### Exercise directions
Extract each line of the data and write it out again exactly.

### Dataset content
-=-=-=-=-

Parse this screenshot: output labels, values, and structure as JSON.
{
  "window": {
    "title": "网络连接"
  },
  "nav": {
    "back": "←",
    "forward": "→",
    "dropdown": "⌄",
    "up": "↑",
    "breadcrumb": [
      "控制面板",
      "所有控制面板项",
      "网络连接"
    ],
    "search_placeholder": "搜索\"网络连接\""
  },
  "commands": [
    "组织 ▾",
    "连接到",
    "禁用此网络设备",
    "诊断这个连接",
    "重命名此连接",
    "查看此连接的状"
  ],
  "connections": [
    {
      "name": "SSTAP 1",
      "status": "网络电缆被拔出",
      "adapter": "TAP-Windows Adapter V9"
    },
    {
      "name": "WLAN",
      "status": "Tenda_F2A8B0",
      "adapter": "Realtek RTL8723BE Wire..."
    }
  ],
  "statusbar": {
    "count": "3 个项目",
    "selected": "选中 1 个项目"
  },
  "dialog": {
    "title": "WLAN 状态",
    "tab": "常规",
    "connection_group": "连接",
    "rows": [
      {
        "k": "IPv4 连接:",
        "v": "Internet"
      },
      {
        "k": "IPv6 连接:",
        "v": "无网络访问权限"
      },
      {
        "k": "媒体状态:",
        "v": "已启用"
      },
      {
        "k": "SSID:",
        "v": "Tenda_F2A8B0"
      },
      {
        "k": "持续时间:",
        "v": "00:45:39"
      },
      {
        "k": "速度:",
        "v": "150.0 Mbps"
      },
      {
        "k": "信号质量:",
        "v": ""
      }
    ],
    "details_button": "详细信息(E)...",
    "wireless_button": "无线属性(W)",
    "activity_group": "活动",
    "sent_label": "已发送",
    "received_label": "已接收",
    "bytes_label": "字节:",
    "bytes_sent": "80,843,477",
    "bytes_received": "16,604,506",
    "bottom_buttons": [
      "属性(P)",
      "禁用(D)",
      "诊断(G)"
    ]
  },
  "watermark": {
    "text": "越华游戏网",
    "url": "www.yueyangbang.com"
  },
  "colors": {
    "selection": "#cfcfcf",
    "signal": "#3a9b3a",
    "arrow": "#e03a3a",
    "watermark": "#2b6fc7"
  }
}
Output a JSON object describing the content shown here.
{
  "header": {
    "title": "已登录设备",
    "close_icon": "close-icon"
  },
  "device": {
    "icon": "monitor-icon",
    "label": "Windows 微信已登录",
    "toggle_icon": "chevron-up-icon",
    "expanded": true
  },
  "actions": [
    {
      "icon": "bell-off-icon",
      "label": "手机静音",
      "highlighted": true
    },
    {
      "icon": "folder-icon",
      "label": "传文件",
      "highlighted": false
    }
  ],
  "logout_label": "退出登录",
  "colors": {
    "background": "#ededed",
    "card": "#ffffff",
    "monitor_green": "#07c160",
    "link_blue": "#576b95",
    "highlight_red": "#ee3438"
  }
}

-=-=-=-=-

### Final answer
Parse this screenshot: output labels, values, and structure as JSON.
{
  "window": {
    "title": "网络连接"
  },
  "nav": {
    "back": "←",
    "forward": "→",
    "dropdown": "⌄",
    "up": "↑",
    "breadcrumb": [
      "控制面板",
      "所有控制面板项",
      "网络连接"
    ],
    "search_placeholder": "搜索\"网络连接\""
  },
  "commands": [
    "组织 ▾",
    "连接到",
    "禁用此网络设备",
    "诊断这个连接",
    "重命名此连接",
    "查看此连接的状"
  ],
  "connections": [
    {
      "name": "SSTAP 1",
      "status": "网络电缆被拔出",
      "adapter": "TAP-Windows Adapter V9"
    },
    {
      "name": "WLAN",
      "status": "Tenda_F2A8B0",
      "adapter": "Realtek RTL8723BE Wire..."
    }
  ],
  "statusbar": {
    "count": "3 个项目",
    "selected": "选中 1 个项目"
  },
  "dialog": {
    "title": "WLAN 状态",
    "tab": "常规",
    "connection_group": "连接",
    "rows": [
      {
        "k": "IPv4 连接:",
        "v": "Internet"
      },
      {
        "k": "IPv6 连接:",
        "v": "无网络访问权限"
      },
      {
        "k": "媒体状态:",
        "v": "已启用"
      },
      {
        "k": "SSID:",
        "v": "Tenda_F2A8B0"
      },
      {
        "k": "持续时间:",
        "v": "00:45:39"
      },
      {
        "k": "速度:",
        "v": "150.0 Mbps"
      },
      {
        "k": "信号质量:",
        "v": ""
      }
    ],
    "details_button": "详细信息(E)...",
    "wireless_button": "无线属性(W)",
    "activity_group": "活动",
    "sent_label": "已发送",
    "received_label": "已接收",
    "bytes_label": "字节:",
    "bytes_sent": "80,843,477",
    "bytes_received": "16,604,506",
    "bottom_buttons": [
      "属性(P)",
      "禁用(D)",
      "诊断(G)"
    ]
  },
  "watermark": {
    "text": "越华游戏网",
    "url": "www.yueyangbang.com"
  },
  "colors": {
    "selection": "#cfcfcf",
    "signal": "#3a9b3a",
    "arrow": "#e03a3a",
    "watermark": "#2b6fc7"
  }
}
Output a JSON object describing the content shown here.
{
  "header": {
    "title": "已登录设备",
    "close_icon": "close-icon"
  },
  "device": {
    "icon": "monitor-icon",
    "label": "Windows 微信已登录",
    "toggle_icon": "chevron-up-icon",
    "expanded": true
  },
  "actions": [
    {
      "icon": "bell-off-icon",
      "label": "手机静音",
      "highlighted": true
    },
    {
      "icon": "folder-icon",
      "label": "传文件",
      "highlighted": false
    }
  ],
  "logout_label": "退出登录",
  "colors": {
    "background": "#ededed",
    "card": "#ffffff",
    "monitor_green": "#07c160",
    "link_blue": "#576b95",
    "highlight_red": "#ee3438"
  }
}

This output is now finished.